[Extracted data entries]
▬▬▬
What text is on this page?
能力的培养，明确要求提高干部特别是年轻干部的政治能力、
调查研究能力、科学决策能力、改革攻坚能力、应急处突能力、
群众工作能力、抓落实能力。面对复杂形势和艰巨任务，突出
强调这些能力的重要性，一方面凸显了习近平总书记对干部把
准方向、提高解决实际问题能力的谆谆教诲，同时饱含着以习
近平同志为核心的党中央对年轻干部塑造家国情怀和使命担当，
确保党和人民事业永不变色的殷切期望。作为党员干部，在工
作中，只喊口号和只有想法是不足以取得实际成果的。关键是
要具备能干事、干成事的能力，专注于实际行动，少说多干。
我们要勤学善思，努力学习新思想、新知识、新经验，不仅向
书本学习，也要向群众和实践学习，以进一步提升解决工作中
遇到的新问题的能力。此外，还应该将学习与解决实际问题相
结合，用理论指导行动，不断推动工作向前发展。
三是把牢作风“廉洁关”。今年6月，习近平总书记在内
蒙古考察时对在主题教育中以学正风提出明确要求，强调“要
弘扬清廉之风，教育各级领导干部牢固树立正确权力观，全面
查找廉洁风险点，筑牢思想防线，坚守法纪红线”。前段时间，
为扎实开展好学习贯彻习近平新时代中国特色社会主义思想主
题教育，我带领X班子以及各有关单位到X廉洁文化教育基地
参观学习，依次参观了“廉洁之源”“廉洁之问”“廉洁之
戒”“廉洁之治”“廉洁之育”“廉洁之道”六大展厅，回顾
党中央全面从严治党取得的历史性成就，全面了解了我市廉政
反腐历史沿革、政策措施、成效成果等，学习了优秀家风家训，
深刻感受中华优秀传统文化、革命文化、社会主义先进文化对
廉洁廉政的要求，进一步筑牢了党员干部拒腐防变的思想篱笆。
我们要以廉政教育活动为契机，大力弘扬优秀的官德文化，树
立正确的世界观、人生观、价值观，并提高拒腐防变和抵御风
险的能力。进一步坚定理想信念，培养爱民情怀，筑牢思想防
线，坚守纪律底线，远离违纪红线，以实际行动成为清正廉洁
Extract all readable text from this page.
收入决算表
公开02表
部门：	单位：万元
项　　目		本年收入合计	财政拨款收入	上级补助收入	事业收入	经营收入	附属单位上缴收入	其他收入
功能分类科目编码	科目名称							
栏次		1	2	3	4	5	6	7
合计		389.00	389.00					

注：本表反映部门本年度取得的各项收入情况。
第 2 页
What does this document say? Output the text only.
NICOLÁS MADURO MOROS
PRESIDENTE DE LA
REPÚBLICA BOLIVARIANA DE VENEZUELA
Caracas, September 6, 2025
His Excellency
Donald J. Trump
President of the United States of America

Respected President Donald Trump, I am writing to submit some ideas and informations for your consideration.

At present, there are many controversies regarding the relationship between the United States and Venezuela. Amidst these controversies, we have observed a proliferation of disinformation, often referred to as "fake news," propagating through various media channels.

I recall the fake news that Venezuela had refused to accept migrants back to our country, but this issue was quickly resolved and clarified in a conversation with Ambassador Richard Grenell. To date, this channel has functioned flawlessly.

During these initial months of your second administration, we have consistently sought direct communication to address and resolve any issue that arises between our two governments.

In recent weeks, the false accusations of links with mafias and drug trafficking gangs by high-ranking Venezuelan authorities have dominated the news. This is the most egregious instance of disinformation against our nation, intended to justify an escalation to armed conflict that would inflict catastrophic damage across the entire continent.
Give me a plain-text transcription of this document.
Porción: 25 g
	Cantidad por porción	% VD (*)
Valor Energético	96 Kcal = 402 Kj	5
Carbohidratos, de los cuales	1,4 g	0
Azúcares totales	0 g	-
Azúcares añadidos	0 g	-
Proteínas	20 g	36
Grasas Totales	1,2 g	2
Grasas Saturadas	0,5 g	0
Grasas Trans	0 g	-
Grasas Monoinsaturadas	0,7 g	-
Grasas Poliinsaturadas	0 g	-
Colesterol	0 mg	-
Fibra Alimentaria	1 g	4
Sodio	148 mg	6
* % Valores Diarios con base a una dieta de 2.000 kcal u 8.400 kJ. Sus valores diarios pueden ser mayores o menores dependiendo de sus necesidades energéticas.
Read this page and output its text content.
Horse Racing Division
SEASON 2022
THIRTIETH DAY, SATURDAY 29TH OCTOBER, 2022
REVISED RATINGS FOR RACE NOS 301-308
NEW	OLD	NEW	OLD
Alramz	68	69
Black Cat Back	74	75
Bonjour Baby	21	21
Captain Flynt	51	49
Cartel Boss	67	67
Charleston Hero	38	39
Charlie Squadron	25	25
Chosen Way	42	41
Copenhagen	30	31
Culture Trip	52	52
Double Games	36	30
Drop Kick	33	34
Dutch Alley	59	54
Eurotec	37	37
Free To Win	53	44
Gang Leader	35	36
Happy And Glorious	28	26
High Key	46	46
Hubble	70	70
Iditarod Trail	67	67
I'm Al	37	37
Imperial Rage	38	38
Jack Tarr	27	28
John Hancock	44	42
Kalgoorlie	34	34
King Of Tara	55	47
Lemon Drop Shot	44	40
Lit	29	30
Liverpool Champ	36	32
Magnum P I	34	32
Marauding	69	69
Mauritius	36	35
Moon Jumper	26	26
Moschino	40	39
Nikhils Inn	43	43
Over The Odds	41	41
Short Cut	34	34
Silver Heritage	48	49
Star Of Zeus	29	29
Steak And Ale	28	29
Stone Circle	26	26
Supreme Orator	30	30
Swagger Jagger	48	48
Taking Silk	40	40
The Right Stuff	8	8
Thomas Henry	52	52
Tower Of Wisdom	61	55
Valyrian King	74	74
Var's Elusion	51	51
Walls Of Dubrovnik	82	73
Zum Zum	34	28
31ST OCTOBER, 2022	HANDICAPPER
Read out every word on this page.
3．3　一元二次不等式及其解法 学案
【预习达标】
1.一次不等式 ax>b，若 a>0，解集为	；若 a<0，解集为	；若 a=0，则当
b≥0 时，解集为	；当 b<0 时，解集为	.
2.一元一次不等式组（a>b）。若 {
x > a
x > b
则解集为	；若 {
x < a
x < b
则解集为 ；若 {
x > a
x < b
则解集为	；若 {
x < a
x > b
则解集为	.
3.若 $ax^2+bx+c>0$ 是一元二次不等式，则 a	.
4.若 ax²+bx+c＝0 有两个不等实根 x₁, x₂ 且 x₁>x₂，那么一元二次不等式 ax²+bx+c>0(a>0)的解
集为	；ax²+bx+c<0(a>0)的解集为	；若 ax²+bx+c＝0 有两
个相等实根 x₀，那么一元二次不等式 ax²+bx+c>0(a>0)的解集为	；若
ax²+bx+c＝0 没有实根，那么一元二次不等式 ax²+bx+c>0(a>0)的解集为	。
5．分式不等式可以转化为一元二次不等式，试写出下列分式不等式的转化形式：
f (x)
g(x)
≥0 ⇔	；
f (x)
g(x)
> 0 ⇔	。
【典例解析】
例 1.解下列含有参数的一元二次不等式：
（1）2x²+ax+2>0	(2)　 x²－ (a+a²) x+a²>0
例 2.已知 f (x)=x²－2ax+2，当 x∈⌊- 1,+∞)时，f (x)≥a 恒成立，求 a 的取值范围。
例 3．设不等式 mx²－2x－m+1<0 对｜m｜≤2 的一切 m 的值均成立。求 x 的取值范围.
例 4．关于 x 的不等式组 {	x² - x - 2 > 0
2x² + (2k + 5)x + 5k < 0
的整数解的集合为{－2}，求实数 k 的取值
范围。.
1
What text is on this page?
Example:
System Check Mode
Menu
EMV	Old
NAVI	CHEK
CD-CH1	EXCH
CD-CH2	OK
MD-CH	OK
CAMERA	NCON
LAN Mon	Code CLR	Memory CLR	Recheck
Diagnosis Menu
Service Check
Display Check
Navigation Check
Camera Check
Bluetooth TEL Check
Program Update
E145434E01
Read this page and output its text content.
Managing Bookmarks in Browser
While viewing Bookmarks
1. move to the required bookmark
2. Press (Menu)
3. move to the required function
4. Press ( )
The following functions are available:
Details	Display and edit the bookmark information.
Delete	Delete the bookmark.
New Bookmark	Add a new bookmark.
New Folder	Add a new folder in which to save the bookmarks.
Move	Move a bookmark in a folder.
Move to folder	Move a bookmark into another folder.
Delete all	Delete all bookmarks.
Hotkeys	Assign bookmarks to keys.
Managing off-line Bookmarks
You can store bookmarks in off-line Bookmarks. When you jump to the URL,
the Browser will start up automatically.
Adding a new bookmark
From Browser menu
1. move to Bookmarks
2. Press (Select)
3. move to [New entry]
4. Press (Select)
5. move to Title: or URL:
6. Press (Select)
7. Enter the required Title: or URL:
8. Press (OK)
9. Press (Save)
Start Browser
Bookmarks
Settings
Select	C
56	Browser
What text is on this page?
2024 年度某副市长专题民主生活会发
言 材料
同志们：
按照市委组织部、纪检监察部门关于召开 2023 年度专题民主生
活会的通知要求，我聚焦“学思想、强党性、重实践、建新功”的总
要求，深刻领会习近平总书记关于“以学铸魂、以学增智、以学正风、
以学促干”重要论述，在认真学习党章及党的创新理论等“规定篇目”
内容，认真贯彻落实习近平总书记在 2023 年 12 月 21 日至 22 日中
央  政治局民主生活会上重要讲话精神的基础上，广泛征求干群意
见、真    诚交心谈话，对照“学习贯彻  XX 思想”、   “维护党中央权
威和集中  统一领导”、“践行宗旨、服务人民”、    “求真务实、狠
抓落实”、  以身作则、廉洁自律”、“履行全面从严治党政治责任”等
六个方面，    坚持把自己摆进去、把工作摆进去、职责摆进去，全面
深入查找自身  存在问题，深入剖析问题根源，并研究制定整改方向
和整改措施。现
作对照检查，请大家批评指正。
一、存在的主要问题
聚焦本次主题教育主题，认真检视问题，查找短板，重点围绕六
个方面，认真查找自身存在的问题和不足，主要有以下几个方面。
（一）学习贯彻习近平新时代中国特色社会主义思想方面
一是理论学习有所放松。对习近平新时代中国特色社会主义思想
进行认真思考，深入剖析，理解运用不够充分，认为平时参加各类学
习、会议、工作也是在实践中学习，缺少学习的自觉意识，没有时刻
▬▬▬
[What is being asked]:
Gather each line of the listing that holds the string "these".

[Response for this exercise]:
At present, there are many controversies regarding the relationship between the United States and Venezuela. Amidst these controversies, we have observed a proliferation of disinformation, often referred to as "fake news," propagating through various media channels.
During these initial months of your second administration, we have consistently sought direct communication to address and resolve any issue that arises between our two governments.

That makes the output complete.